_Work item 1_
From the forum thread, copy the passage between "Making new friends" and "searches in future.", inclusive.
_Work item 2_
Continue the forum thread, starting right after its last sentence.

_Exercise text_
================

Sarah7741 · 21/08/2018 11:17

I have just found out that my dh searchs escorts and sex clubs off his internet search history. I’ve talked to him but he said it’s when we argue. I’m confused as it’s carried on when we are so called ok. I left everything I knew and moved 82 miles for him and our 2 children only to find out this. I won’t move back as it’s unfair on the children. I don’t want my marriage to end and he swears he’s not done anything but I’m left with my head in a spin . We have 2 kids under 2 and I can’t see me coping on my own . I feel weak. I have no friends here and feel alone. I would love to meet some friends and feel good about myself x

OP posts:
ThePussyofMrsSlocombe · 21/08/2018 12:01

I think there might be more to this than what you're saying or maybe what you know. Do you trust your husband? Have you clearly told him that going to these sights bothers you and you would prefer if he didn't do it? What did he say?

TBH if both your children are under the age of 2, I don't think they would mind moving again. It's not as if they are leaving school, friends, etc behind. If you have friends and family back home, maybe that would be the best thing for both you and your children? They might be able to help with child care and living arrangements so you can get a job and get back on your feet?

Making new friends in your new area isn't going to change your DH's behaviour. I think you need to have a serious think about where you see your marriage going. If DH doesn't stop going to these sites, if DH has or did have an affair, can you live with that? I can't imagine he's just looking at the websites, or if that's all he's done so far, I can't imagine that's all he'll continue to do tbh. Also, now you've confronted him, he might start hiding his web searches in future.

================

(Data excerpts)

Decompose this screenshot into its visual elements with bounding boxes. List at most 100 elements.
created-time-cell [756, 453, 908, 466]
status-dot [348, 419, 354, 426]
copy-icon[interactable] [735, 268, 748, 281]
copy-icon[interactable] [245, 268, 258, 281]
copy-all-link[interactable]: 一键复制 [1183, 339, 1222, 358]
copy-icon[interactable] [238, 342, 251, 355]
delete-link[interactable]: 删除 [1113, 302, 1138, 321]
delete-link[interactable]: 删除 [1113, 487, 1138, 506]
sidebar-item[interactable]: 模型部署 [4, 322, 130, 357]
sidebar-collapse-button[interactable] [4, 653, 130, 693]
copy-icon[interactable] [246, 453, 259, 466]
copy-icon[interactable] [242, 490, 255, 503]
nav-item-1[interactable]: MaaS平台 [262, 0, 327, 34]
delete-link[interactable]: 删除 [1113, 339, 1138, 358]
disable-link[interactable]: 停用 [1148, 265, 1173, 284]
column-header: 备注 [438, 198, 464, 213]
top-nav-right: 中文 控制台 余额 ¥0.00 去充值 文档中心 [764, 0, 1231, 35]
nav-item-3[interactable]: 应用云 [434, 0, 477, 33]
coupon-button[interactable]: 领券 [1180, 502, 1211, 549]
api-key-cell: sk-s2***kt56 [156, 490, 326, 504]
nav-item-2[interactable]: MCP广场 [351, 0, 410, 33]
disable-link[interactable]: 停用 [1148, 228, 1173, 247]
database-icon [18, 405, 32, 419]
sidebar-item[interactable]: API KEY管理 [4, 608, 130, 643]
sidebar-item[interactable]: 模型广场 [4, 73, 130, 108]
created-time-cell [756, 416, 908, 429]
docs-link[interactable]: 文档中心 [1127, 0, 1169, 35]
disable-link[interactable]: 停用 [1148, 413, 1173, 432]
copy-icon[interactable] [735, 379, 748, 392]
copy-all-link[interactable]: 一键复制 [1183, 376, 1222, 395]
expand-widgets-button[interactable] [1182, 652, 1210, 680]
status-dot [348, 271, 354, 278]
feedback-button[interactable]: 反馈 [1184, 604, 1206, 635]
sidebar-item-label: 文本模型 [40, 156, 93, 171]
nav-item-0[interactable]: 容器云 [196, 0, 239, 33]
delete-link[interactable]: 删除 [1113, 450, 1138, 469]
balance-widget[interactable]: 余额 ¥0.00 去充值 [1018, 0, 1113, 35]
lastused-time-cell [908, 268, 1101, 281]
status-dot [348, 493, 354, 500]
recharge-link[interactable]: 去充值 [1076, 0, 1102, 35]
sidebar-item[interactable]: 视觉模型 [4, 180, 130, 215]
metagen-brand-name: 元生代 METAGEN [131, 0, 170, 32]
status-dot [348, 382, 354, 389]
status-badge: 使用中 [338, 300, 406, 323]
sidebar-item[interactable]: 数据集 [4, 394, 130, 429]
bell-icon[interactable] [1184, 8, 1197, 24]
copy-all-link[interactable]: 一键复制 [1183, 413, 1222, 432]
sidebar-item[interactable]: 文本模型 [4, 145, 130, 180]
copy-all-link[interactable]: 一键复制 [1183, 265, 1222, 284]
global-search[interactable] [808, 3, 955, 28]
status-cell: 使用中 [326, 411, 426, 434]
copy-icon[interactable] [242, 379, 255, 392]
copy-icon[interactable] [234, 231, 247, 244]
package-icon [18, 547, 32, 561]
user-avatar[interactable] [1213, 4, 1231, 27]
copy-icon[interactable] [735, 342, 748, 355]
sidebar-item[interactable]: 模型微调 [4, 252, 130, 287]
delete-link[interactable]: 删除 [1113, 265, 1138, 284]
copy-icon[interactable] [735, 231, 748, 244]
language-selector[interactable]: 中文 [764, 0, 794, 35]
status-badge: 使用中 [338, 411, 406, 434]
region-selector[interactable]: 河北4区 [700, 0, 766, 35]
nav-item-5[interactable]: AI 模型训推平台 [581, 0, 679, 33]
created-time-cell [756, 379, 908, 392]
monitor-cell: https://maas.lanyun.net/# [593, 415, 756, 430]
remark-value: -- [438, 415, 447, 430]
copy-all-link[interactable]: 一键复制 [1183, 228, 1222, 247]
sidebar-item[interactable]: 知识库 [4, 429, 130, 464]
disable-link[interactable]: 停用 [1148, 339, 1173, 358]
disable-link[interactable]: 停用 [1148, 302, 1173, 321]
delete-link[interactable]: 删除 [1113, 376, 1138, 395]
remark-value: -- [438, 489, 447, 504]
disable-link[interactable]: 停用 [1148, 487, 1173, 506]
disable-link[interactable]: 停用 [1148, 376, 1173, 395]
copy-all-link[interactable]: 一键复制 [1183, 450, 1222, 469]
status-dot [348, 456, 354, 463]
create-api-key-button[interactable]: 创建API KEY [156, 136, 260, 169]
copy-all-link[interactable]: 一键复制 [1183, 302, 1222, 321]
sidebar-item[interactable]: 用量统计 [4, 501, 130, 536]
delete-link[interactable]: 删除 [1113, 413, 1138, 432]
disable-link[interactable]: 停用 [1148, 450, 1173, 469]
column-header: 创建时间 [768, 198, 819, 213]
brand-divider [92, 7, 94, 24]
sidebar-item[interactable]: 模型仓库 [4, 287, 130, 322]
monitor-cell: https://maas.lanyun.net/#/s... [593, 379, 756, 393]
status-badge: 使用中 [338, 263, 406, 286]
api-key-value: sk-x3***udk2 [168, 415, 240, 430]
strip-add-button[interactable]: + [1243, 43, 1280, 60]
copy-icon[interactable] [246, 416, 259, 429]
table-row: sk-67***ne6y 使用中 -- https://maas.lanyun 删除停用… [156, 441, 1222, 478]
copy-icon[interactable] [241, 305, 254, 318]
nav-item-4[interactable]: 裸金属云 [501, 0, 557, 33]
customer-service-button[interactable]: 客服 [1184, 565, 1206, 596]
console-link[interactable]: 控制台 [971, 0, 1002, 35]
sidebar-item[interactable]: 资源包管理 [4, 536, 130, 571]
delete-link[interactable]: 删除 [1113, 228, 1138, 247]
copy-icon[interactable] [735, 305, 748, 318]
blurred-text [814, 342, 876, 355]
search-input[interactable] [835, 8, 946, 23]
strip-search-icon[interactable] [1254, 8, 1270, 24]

================

_Exercise answer 1_
Making new friends in your new area isn't going to change your DH's behaviour. I think you need to have a serious think about where you see your marriage going. If DH doesn't stop going to these sites, if DH has or did have an affair, can you live with that? I can't imagine he's just looking at the websites, or if that's all he's done so far, I can't imagine that's all he'll continue to do tbh. Also, now you've confronted him, he might start hiding his web searches in future.

_Exercise answer 2_
Every marriage has it's ups and downs, plus moving to a new area, having 2 children under 2 is hard. Is it possible that you cold go home for a few days, clear your head, get some perspective and speak with rl family and friends about all of this? It might help you to make some decisions going forward.

Good luck! Flowers

Sarah7741 · 21/08/2018 12:48

Hi there
Thanks for your reply.
When I told him , he first said I’m better off without him but that was high rate. I then questioned him again and he swore he wasn’t doing anything and asked me to stop talking about it. I don’t trust him no. I did say to him that if he has actually done something that , that would be our marriage over.
I have a few friends back from where I’m from and I have thought about going back home but I actually have more support down here as I’ve confided in his Mum and she said she will support me and my mum is with me as we have no more family . No I don’t think it will change him but I need to meet other people rather than sit here and feel rubbish. X

OP posts:
ThePussyofMrsSlocombe · 21/08/2018 16:15

It sounds like he's got a lot of issues: 'You'd be better off without me'?
And then asked you to stop talking about something that was bothering you? I think if he isn't already, he will probably be hiding things from you. Not to worry you, but a friend of mine ended up with a sexually transmitted disease. She was married, couldn't figure out where she'd gotten it from as she'd only ever been with her DH. Turns out, he had been sleeping around with a couple of women and also hiring prostitutes. If you have any concerns at all that he's been sleeping around, I would get tested ASAP.

I'm glad his mother and yours are offering support. What about Mother and baby groups or doing a yoga class or joining a book group or something? It is very hard to make new friends, but you have the advantage of having 2 young children, so that should help to open the door to meeting other mums.